Print the entries that appear below, exactly as written and without their pictures.

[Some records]
= = = =

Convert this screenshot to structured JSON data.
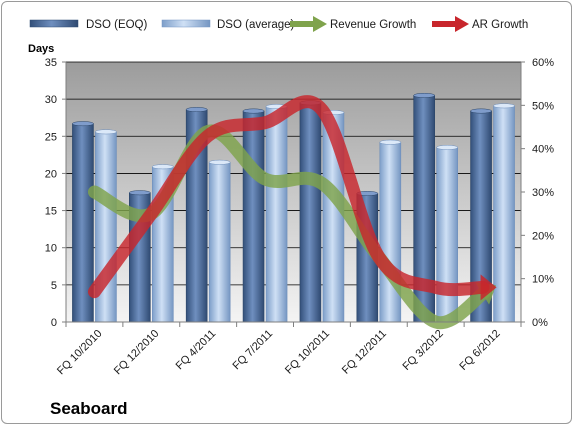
{
  "chart_data": {
    "type": "bar",
    "company": "Seaboard",
    "ylabel": "Days",
    "ylim": [
      0,
      35
    ],
    "yticks": [
      0,
      5,
      10,
      15,
      20,
      25,
      30,
      35
    ],
    "y2lim": [
      0,
      60
    ],
    "y2ticks": [
      "0%",
      "10%",
      "20%",
      "30%",
      "40%",
      "50%",
      "60%"
    ],
    "grid": true,
    "legend_position": "top",
    "categories": [
      "FQ 10/2010",
      "FQ 12/2010",
      "FQ 4/2011",
      "FQ 7/2011",
      "FQ 10/2011",
      "FQ 12/2011",
      "FQ 3/2012",
      "FQ 6/2012"
    ],
    "series": [
      {
        "name": "DSO (EOQ)",
        "type": "bar",
        "axis": "left",
        "color": "#4f6e9e",
        "values": [
          26.7,
          17.4,
          28.6,
          28.4,
          29.5,
          17.3,
          30.5,
          28.4
        ]
      },
      {
        "name": "DSO (average)",
        "type": "bar",
        "axis": "left",
        "color": "#a9c4e6",
        "values": [
          25.6,
          20.9,
          21.5,
          29.0,
          28.2,
          24.2,
          23.5,
          29.1
        ]
      },
      {
        "name": "Revenue Growth",
        "type": "line",
        "axis": "right",
        "color": "#7fa34c",
        "values": [
          30,
          25,
          44,
          33,
          32,
          15,
          0,
          8
        ]
      },
      {
        "name": "AR Growth",
        "type": "line",
        "axis": "right",
        "color": "#c8262c",
        "values": [
          7,
          25,
          43,
          46,
          49,
          15,
          8,
          8
        ]
      }
    ]
  }
}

= = = =

- COMPLETE ANSWER
Convert this screenshot to structured JSON data.
{
  "chart_data": {
    "type": "bar",
    "company": "Seaboard",
    "ylabel": "Days",
    "ylim": [
      0,
      35
    ],
    "yticks": [
      0,
      5,
      10,
      15,
      20,
      25,
      30,
      35
    ],
    "y2lim": [
      0,
      60
    ],
    "y2ticks": [
      "0%",
      "10%",
      "20%",
      "30%",
      "40%",
      "50%",
      "60%"
    ],
    "grid": true,
    "legend_position": "top",
    "categories": [
      "FQ 10/2010",
      "FQ 12/2010",
      "FQ 4/2011",
      "FQ 7/2011",
      "FQ 10/2011",
      "FQ 12/2011",
      "FQ 3/2012",
      "FQ 6/2012"
    ],
    "series": [
      {
        "name": "DSO (EOQ)",
        "type": "bar",
        "axis": "left",
        "color": "#4f6e9e",
        "values": [
          26.7,
          17.4,
          28.6,
          28.4,
          29.5,
          17.3,
          30.5,
          28.4
        ]
      },
      {
        "name": "DSO (average)",
        "type": "bar",
        "axis": "left",
        "color": "#a9c4e6",
        "values": [
          25.6,
          20.9,
          21.5,
          29.0,
          28.2,
          24.2,
          23.5,
          29.1
        ]
      },
      {
        "name": "Revenue Growth",
        "type": "line",
        "axis": "right",
        "color": "#7fa34c",
        "values": [
          30,
          25,
          44,
          33,
          32,
          15,
          0,
          8
        ]
      },
      {
        "name": "AR Growth",
        "type": "line",
        "axis": "right",
        "color": "#c8262c",
        "values": [
          7,
          25,
          43,
          46,
          49,
          15,
          8,
          8
        ]
      }
    ]
  }
}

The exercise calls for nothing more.